**EXCERPTED RECORDS**
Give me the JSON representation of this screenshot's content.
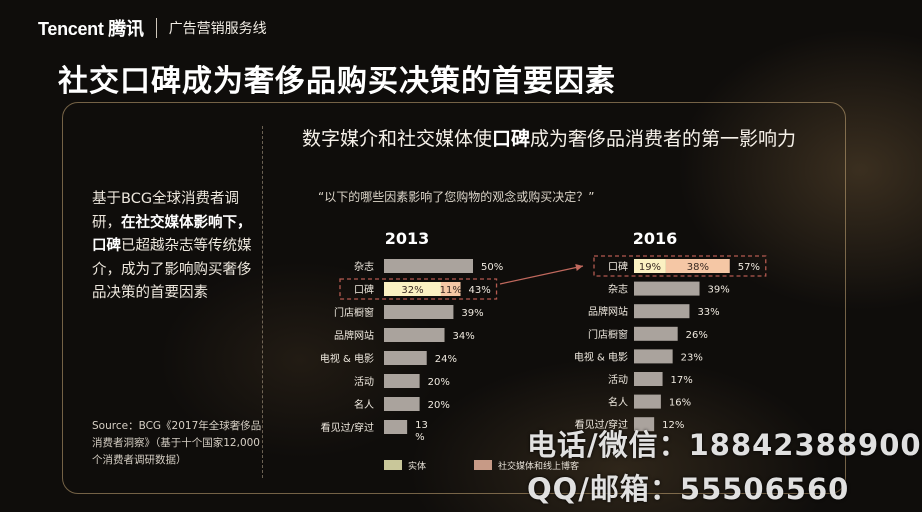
{
  "header": {
    "logo": "Tencent 腾讯",
    "tagline": "广告营销服务线"
  },
  "title": "社交口碑成为奢侈品购买决策的首要因素",
  "subtitle": {
    "pre": "数字媒介和社交媒体使",
    "bold": "口碑",
    "post": "成为奢侈品消费者的第一影响力"
  },
  "left_text": {
    "p1": "基于BCG全球消费者调研，",
    "b1": "在社交媒体影响下，",
    "b2": "口碑",
    "p2": "已超越杂志等传统媒介，成为了影响购买奢侈品决策的首要因素"
  },
  "source": "Source：BCG《2017年全球奢侈品消费者洞察》（基于十个国家12,000个消费者调研数据）",
  "question": "“以下的哪些因素影响了您购物的观念或购买决定？”",
  "watermark": {
    "line1": "电话/微信：18842388900",
    "line2": "QQ/邮箱：55506560"
  },
  "colors": {
    "bar_gray": "#aaa39d",
    "seg_light": "#fbf1c2",
    "seg_peach": "#f5c7a5",
    "highlight_border": "#b45a50",
    "arrow": "#c0685d"
  },
  "chart_data": [
    {
      "type": "bar",
      "orientation": "horizontal",
      "title": "2013",
      "categories": [
        "杂志",
        "口碑",
        "门店橱窗",
        "品牌网站",
        "电视 & 电影",
        "活动",
        "名人",
        "看见过/穿过"
      ],
      "values": [
        50,
        43,
        39,
        34,
        24,
        20,
        20,
        13
      ],
      "value_labels": [
        "50%",
        "43%",
        "39%",
        "34%",
        "24%",
        "20%",
        "20%",
        "13%"
      ],
      "highlight": {
        "category": "口碑",
        "segments": [
          {
            "series": "实体",
            "value": 32,
            "label": "32%"
          },
          {
            "series": "社交媒体和线上博客",
            "value": 11,
            "label": "11%"
          }
        ]
      }
    },
    {
      "type": "bar",
      "orientation": "horizontal",
      "title": "2016",
      "categories": [
        "口碑",
        "杂志",
        "品牌网站",
        "门店橱窗",
        "电视 & 电影",
        "活动",
        "名人",
        "看见过/穿过"
      ],
      "values": [
        57,
        39,
        33,
        26,
        23,
        17,
        16,
        12
      ],
      "value_labels": [
        "57%",
        "39%",
        "33%",
        "26%",
        "23%",
        "17%",
        "16%",
        "12%"
      ],
      "highlight": {
        "category": "口碑",
        "segments": [
          {
            "series": "实体",
            "value": 19,
            "label": "19%"
          },
          {
            "series": "社交媒体和线上博客",
            "value": 38,
            "label": "38%"
          }
        ]
      }
    }
  ],
  "legend": [
    {
      "label": "实体",
      "color": "#c9c79a"
    },
    {
      "label": "社交媒体和线上博客",
      "color": "#c79a86"
    }
  ]
}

**JOB**
The pictures in the entries should be left out; output everything else exactly.

**RESPONSE**
Give me the JSON representation of this screenshot's content.
{
  "header": {
    "logo": "Tencent 腾讯",
    "tagline": "广告营销服务线"
  },
  "title": "社交口碑成为奢侈品购买决策的首要因素",
  "subtitle": {
    "pre": "数字媒介和社交媒体使",
    "bold": "口碑",
    "post": "成为奢侈品消费者的第一影响力"
  },
  "left_text": {
    "p1": "基于BCG全球消费者调研，",
    "b1": "在社交媒体影响下，",
    "b2": "口碑",
    "p2": "已超越杂志等传统媒介，成为了影响购买奢侈品决策的首要因素"
  },
  "source": "Source：BCG《2017年全球奢侈品消费者洞察》（基于十个国家12,000个消费者调研数据）",
  "question": "“以下的哪些因素影响了您购物的观念或购买决定？”",
  "watermark": {
    "line1": "电话/微信：18842388900",
    "line2": "QQ/邮箱：55506560"
  },
  "colors": {
    "bar_gray": "#aaa39d",
    "seg_light": "#fbf1c2",
    "seg_peach": "#f5c7a5",
    "highlight_border": "#b45a50",
    "arrow": "#c0685d"
  },
  "chart_data": [
    {
      "type": "bar",
      "orientation": "horizontal",
      "title": "2013",
      "categories": [
        "杂志",
        "口碑",
        "门店橱窗",
        "品牌网站",
        "电视 & 电影",
        "活动",
        "名人",
        "看见过/穿过"
      ],
      "values": [
        50,
        43,
        39,
        34,
        24,
        20,
        20,
        13
      ],
      "value_labels": [
        "50%",
        "43%",
        "39%",
        "34%",
        "24%",
        "20%",
        "20%",
        "13%"
      ],
      "highlight": {
        "category": "口碑",
        "segments": [
          {
            "series": "实体",
            "value": 32,
            "label": "32%"
          },
          {
            "series": "社交媒体和线上博客",
            "value": 11,
            "label": "11%"
          }
        ]
      }
    },
    {
      "type": "bar",
      "orientation": "horizontal",
      "title": "2016",
      "categories": [
        "口碑",
        "杂志",
        "品牌网站",
        "门店橱窗",
        "电视 & 电影",
        "活动",
        "名人",
        "看见过/穿过"
      ],
      "values": [
        57,
        39,
        33,
        26,
        23,
        17,
        16,
        12
      ],
      "value_labels": [
        "57%",
        "39%",
        "33%",
        "26%",
        "23%",
        "17%",
        "16%",
        "12%"
      ],
      "highlight": {
        "category": "口碑",
        "segments": [
          {
            "series": "实体",
            "value": 19,
            "label": "19%"
          },
          {
            "series": "社交媒体和线上博客",
            "value": 38,
            "label": "38%"
          }
        ]
      }
    }
  ],
  "legend": [
    {
      "label": "实体",
      "color": "#c9c79a"
    },
    {
      "label": "社交媒体和线上博客",
      "color": "#c79a86"
    }
  ]
}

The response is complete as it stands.